Prompt => Your task is to write out the complete listing exactly as it is shown.

Dataset content =>
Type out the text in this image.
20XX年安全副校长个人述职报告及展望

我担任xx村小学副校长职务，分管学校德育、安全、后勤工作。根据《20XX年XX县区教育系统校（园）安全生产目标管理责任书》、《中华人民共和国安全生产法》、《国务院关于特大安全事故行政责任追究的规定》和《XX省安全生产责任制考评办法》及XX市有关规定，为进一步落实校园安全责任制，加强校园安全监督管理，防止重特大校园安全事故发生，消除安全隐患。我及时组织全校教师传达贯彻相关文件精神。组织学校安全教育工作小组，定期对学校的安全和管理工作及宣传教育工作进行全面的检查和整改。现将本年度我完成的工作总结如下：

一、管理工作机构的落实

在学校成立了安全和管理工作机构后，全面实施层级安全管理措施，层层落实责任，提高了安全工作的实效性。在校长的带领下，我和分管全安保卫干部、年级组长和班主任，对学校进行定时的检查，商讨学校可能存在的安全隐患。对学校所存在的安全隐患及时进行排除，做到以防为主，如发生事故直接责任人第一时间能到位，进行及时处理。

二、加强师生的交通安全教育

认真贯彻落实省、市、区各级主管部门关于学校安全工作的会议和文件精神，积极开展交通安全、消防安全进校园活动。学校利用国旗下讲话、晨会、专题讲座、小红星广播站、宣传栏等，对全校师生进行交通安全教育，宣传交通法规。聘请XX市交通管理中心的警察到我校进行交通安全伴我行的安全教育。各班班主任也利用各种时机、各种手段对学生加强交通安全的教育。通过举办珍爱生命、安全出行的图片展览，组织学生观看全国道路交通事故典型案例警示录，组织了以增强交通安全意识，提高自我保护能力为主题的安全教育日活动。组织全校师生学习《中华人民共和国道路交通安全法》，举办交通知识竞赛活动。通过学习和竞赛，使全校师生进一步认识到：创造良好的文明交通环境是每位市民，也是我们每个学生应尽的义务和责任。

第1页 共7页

Complete response =>
Type out the text in this image.
20XX年安全副校长个人述职报告及展望

我担任xx村小学副校长职务，分管学校德育、安全、后勤工作。根据《20XX年XX县区教育系统校（园）安全生产目标管理责任书》、《中华人民共和国安全生产法》、《国务院关于特大安全事故行政责任追究的规定》和《XX省安全生产责任制考评办法》及XX市有关规定，为进一步落实校园安全责任制，加强校园安全监督管理，防止重特大校园安全事故发生，消除安全隐患。我及时组织全校教师传达贯彻相关文件精神。组织学校安全教育工作小组，定期对学校的安全和管理工作及宣传教育工作进行全面的检查和整改。现将本年度我完成的工作总结如下：

一、管理工作机构的落实

在学校成立了安全和管理工作机构后，全面实施层级安全管理措施，层层落实责任，提高了安全工作的实效性。在校长的带领下，我和分管全安保卫干部、年级组长和班主任，对学校进行定时的检查，商讨学校可能存在的安全隐患。对学校所存在的安全隐患及时进行排除，做到以防为主，如发生事故直接责任人第一时间能到位，进行及时处理。

二、加强师生的交通安全教育

认真贯彻落实省、市、区各级主管部门关于学校安全工作的会议和文件精神，积极开展交通安全、消防安全进校园活动。学校利用国旗下讲话、晨会、专题讲座、小红星广播站、宣传栏等，对全校师生进行交通安全教育，宣传交通法规。聘请XX市交通管理中心的警察到我校进行交通安全伴我行的安全教育。各班班主任也利用各种时机、各种手段对学生加强交通安全的教育。通过举办珍爱生命、安全出行的图片展览，组织学生观看全国道路交通事故典型案例警示录，组织了以增强交通安全意识，提高自我保护能力为主题的安全教育日活动。组织全校师生学习《中华人民共和国道路交通安全法》，举办交通知识竞赛活动。通过学习和竞赛，使全校师生进一步认识到：创造良好的文明交通环境是每位市民，也是我们每个学生应尽的义务和责任。

第1页 共7页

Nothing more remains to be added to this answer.